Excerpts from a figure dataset

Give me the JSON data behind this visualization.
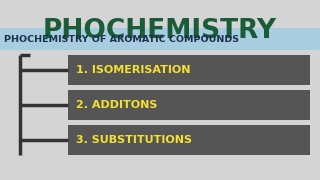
{
  "bg_color": "#d4d4d4",
  "title": "PHOCHEMISTRY",
  "title_color": "#1a5c38",
  "subtitle": "PHOCHEMISTRY OF AROMATIC COMPOUNDS",
  "subtitle_bg": "#a8cce0",
  "subtitle_color": "#1a3050",
  "items": [
    "1. ISOMERISATION",
    "2. ADDITONS",
    "3. SUBSTITUTIONS"
  ],
  "item_bg": "#555555",
  "item_color": "#f5e030",
  "bracket_color": "#333333",
  "figsize": [
    3.2,
    1.8
  ],
  "dpi": 100
}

Instructions to follow: Repeat the entries exactly and keep the pictures out of the copy.

Correct output:
Give me the JSON data behind this visualization.
{
  "bg_color": "#d4d4d4",
  "title": "PHOCHEMISTRY",
  "title_color": "#1a5c38",
  "subtitle": "PHOCHEMISTRY OF AROMATIC COMPOUNDS",
  "subtitle_bg": "#a8cce0",
  "subtitle_color": "#1a3050",
  "items": [
    "1. ISOMERISATION",
    "2. ADDITONS",
    "3. SUBSTITUTIONS"
  ],
  "item_bg": "#555555",
  "item_color": "#f5e030",
  "bracket_color": "#333333",
  "figsize": [
    3.2,
    1.8
  ],
  "dpi": 100
}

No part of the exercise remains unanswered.